> _Task directions_
The records below must be retyped exactly.

═══ Records supplied

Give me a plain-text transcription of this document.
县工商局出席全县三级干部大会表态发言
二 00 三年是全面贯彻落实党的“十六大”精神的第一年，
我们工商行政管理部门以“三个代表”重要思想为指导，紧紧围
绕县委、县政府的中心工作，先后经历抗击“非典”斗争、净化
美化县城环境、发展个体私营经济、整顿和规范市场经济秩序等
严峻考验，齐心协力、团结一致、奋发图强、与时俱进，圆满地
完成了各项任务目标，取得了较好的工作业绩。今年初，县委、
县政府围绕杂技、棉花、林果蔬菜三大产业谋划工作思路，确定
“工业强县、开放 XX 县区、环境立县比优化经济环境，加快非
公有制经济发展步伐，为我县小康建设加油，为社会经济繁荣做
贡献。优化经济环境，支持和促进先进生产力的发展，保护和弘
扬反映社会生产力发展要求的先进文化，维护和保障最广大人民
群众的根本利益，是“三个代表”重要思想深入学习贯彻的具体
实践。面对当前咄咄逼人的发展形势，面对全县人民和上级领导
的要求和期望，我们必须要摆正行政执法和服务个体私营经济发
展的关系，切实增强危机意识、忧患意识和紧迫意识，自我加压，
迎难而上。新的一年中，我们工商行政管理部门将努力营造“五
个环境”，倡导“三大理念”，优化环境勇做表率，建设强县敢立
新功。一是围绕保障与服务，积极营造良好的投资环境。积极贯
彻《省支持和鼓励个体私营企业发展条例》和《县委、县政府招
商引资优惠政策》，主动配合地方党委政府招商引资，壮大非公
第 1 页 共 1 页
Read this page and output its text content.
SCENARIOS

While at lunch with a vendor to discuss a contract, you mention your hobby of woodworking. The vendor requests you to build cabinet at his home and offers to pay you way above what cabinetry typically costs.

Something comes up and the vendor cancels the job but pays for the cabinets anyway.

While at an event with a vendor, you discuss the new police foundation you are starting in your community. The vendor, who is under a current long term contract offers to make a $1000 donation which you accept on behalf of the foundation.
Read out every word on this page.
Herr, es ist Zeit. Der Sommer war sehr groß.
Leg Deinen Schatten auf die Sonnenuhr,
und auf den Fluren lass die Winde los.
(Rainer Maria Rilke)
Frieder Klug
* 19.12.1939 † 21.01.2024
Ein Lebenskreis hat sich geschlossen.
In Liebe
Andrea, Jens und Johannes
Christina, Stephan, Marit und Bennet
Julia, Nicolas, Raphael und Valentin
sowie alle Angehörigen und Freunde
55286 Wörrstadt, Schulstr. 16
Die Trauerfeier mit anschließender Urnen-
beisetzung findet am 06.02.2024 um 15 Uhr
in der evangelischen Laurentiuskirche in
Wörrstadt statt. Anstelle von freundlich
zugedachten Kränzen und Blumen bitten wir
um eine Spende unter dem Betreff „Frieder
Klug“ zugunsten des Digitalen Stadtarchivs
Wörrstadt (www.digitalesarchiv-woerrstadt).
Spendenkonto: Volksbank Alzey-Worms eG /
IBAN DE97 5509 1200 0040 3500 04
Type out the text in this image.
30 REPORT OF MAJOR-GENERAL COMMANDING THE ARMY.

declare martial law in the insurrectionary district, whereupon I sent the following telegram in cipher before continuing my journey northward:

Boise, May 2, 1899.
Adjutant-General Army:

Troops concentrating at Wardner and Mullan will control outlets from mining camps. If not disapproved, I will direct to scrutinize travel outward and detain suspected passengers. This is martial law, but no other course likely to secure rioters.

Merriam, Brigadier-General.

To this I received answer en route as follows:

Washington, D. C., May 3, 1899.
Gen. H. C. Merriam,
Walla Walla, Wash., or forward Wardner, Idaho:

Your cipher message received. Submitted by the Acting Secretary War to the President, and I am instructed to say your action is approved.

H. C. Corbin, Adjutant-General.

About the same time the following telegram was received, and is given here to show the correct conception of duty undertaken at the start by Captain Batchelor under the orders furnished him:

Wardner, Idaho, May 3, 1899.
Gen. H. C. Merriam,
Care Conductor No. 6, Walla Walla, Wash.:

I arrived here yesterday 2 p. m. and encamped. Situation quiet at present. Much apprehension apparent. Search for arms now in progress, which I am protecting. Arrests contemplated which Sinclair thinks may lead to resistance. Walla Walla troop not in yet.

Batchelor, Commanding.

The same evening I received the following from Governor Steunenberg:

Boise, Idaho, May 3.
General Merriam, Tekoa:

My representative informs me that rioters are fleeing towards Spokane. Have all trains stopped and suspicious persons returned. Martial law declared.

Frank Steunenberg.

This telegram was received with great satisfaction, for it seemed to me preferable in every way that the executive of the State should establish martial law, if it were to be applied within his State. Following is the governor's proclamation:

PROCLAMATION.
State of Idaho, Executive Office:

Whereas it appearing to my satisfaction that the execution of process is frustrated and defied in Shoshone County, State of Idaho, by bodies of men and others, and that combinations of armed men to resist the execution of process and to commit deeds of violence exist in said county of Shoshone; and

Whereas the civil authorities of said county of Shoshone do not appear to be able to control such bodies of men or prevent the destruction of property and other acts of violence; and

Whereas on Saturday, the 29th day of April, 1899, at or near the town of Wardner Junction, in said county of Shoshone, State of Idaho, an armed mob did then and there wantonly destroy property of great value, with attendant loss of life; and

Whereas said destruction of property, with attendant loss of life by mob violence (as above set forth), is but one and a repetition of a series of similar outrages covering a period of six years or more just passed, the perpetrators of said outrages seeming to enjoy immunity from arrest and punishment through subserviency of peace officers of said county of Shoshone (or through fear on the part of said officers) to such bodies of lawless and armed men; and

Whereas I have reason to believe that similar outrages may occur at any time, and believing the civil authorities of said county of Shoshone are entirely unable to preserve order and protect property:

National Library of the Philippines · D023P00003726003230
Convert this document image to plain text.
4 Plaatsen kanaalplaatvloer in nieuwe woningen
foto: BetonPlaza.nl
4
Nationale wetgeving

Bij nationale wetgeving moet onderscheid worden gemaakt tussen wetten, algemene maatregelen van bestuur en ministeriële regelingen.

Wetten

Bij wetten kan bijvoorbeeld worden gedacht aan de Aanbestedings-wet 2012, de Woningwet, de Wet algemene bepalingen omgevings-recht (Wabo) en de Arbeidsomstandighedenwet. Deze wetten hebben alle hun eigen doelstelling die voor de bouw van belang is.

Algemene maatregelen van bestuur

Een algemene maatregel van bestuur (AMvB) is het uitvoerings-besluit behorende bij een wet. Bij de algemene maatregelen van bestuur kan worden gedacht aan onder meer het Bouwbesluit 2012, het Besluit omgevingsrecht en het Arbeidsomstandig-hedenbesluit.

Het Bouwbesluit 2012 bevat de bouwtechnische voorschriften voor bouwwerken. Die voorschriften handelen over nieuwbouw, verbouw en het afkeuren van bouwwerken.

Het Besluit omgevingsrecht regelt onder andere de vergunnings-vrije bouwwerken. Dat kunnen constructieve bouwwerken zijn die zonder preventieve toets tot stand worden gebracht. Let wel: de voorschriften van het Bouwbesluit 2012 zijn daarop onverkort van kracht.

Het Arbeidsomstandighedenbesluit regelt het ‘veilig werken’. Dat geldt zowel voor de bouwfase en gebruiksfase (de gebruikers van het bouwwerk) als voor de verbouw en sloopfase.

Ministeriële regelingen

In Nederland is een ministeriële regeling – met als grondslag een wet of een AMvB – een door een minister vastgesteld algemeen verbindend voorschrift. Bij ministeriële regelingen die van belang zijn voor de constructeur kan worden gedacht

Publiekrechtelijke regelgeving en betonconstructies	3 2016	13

══════

> _The response_
Give me a plain-text transcription of this document.
县工商局出席全县三级干部大会表态发言
二 00 三年是全面贯彻落实党的“十六大”精神的第一年，
我们工商行政管理部门以“三个代表”重要思想为指导，紧紧围
绕县委、县政府的中心工作，先后经历抗击“非典”斗争、净化
美化县城环境、发展个体私营经济、整顿和规范市场经济秩序等
严峻考验，齐心协力、团结一致、奋发图强、与时俱进，圆满地
完成了各项任务目标，取得了较好的工作业绩。今年初，县委、
县政府围绕杂技、棉花、林果蔬菜三大产业谋划工作思路，确定
“工业强县、开放 XX 县区、环境立县比优化经济环境，加快非
公有制经济发展步伐，为我县小康建设加油，为社会经济繁荣做
贡献。优化经济环境，支持和促进先进生产力的发展，保护和弘
扬反映社会生产力发展要求的先进文化，维护和保障最广大人民
群众的根本利益，是“三个代表”重要思想深入学习贯彻的具体
实践。面对当前咄咄逼人的发展形势，面对全县人民和上级领导
的要求和期望，我们必须要摆正行政执法和服务个体私营经济发
展的关系，切实增强危机意识、忧患意识和紧迫意识，自我加压，
迎难而上。新的一年中，我们工商行政管理部门将努力营造“五
个环境”，倡导“三大理念”，优化环境勇做表率，建设强县敢立
新功。一是围绕保障与服务，积极营造良好的投资环境。积极贯
彻《省支持和鼓励个体私营企业发展条例》和《县委、县政府招
商引资优惠政策》，主动配合地方党委政府招商引资，壮大非公
第 1 页 共 1 页
Read this page and output its text content.
SCENARIOS

While at lunch with a vendor to discuss a contract, you mention your hobby of woodworking. The vendor requests you to build cabinet at his home and offers to pay you way above what cabinetry typically costs.

Something comes up and the vendor cancels the job but pays for the cabinets anyway.

While at an event with a vendor, you discuss the new police foundation you are starting in your community. The vendor, who is under a current long term contract offers to make a $1000 donation which you accept on behalf of the foundation.
Read out every word on this page.
Herr, es ist Zeit. Der Sommer war sehr groß.
Leg Deinen Schatten auf die Sonnenuhr,
und auf den Fluren lass die Winde los.
(Rainer Maria Rilke)
Frieder Klug
* 19.12.1939 † 21.01.2024
Ein Lebenskreis hat sich geschlossen.
In Liebe
Andrea, Jens und Johannes
Christina, Stephan, Marit und Bennet
Julia, Nicolas, Raphael und Valentin
sowie alle Angehörigen und Freunde
55286 Wörrstadt, Schulstr. 16
Die Trauerfeier mit anschließender Urnen-
beisetzung findet am 06.02.2024 um 15 Uhr
in der evangelischen Laurentiuskirche in
Wörrstadt statt. Anstelle von freundlich
zugedachten Kränzen und Blumen bitten wir
um eine Spende unter dem Betreff „Frieder
Klug“ zugunsten des Digitalen Stadtarchivs
Wörrstadt (www.digitalesarchiv-woerrstadt).
Spendenkonto: Volksbank Alzey-Worms eG /
IBAN DE97 5509 1200 0040 3500 04
Type out the text in this image.
30 REPORT OF MAJOR-GENERAL COMMANDING THE ARMY.

declare martial law in the insurrectionary district, whereupon I sent the following telegram in cipher before continuing my journey northward:

Boise, May 2, 1899.
Adjutant-General Army:

Troops concentrating at Wardner and Mullan will control outlets from mining camps. If not disapproved, I will direct to scrutinize travel outward and detain suspected passengers. This is martial law, but no other course likely to secure rioters.

Merriam, Brigadier-General.

To this I received answer en route as follows:

Washington, D. C., May 3, 1899.
Gen. H. C. Merriam,
Walla Walla, Wash., or forward Wardner, Idaho:

Your cipher message received. Submitted by the Acting Secretary War to the President, and I am instructed to say your action is approved.

H. C. Corbin, Adjutant-General.

About the same time the following telegram was received, and is given here to show the correct conception of duty undertaken at the start by Captain Batchelor under the orders furnished him:

Wardner, Idaho, May 3, 1899.
Gen. H. C. Merriam,
Care Conductor No. 6, Walla Walla, Wash.:

I arrived here yesterday 2 p. m. and encamped. Situation quiet at present. Much apprehension apparent. Search for arms now in progress, which I am protecting. Arrests contemplated which Sinclair thinks may lead to resistance. Walla Walla troop not in yet.

Batchelor, Commanding.

The same evening I received the following from Governor Steunenberg:

Boise, Idaho, May 3.
General Merriam, Tekoa:

My representative informs me that rioters are fleeing towards Spokane. Have all trains stopped and suspicious persons returned. Martial law declared.

Frank Steunenberg.

This telegram was received with great satisfaction, for it seemed to me preferable in every way that the executive of the State should establish martial law, if it were to be applied within his State. Following is the governor's proclamation:

PROCLAMATION.
State of Idaho, Executive Office:

Whereas it appearing to my satisfaction that the execution of process is frustrated and defied in Shoshone County, State of Idaho, by bodies of men and others, and that combinations of armed men to resist the execution of process and to commit deeds of violence exist in said county of Shoshone; and

Whereas the civil authorities of said county of Shoshone do not appear to be able to control such bodies of men or prevent the destruction of property and other acts of violence; and

Whereas on Saturday, the 29th day of April, 1899, at or near the town of Wardner Junction, in said county of Shoshone, State of Idaho, an armed mob did then and there wantonly destroy property of great value, with attendant loss of life; and

Whereas said destruction of property, with attendant loss of life by mob violence (as above set forth), is but one and a repetition of a series of similar outrages covering a period of six years or more just passed, the perpetrators of said outrages seeming to enjoy immunity from arrest and punishment through subserviency of peace officers of said county of Shoshone (or through fear on the part of said officers) to such bodies of lawless and armed men; and

Whereas I have reason to believe that similar outrages may occur at any time, and believing the civil authorities of said county of Shoshone are entirely unable to preserve order and protect property:

National Library of the Philippines · D023P00003726003230
Convert this document image to plain text.
4 Plaatsen kanaalplaatvloer in nieuwe woningen
foto: BetonPlaza.nl
4
Nationale wetgeving

Bij nationale wetgeving moet onderscheid worden gemaakt tussen wetten, algemene maatregelen van bestuur en ministeriële regelingen.

Wetten

Bij wetten kan bijvoorbeeld worden gedacht aan de Aanbestedings-wet 2012, de Woningwet, de Wet algemene bepalingen omgevings-recht (Wabo) en de Arbeidsomstandighedenwet. Deze wetten hebben alle hun eigen doelstelling die voor de bouw van belang is.

Algemene maatregelen van bestuur

Een algemene maatregel van bestuur (AMvB) is het uitvoerings-besluit behorende bij een wet. Bij de algemene maatregelen van bestuur kan worden gedacht aan onder meer het Bouwbesluit 2012, het Besluit omgevingsrecht en het Arbeidsomstandig-hedenbesluit.

Het Bouwbesluit 2012 bevat de bouwtechnische voorschriften voor bouwwerken. Die voorschriften handelen over nieuwbouw, verbouw en het afkeuren van bouwwerken.

Het Besluit omgevingsrecht regelt onder andere de vergunnings-vrije bouwwerken. Dat kunnen constructieve bouwwerken zijn die zonder preventieve toets tot stand worden gebracht. Let wel: de voorschriften van het Bouwbesluit 2012 zijn daarop onverkort van kracht.

Het Arbeidsomstandighedenbesluit regelt het ‘veilig werken’. Dat geldt zowel voor de bouwfase en gebruiksfase (de gebruikers van het bouwwerk) als voor de verbouw en sloopfase.

Ministeriële regelingen

In Nederland is een ministeriële regeling – met als grondslag een wet of een AMvB – een door een minister vastgesteld algemeen verbindend voorschrift. Bij ministeriële regelingen die van belang zijn voor de constructeur kan worden gedacht

Publiekrechtelijke regelgeving en betonconstructies	3 2016	13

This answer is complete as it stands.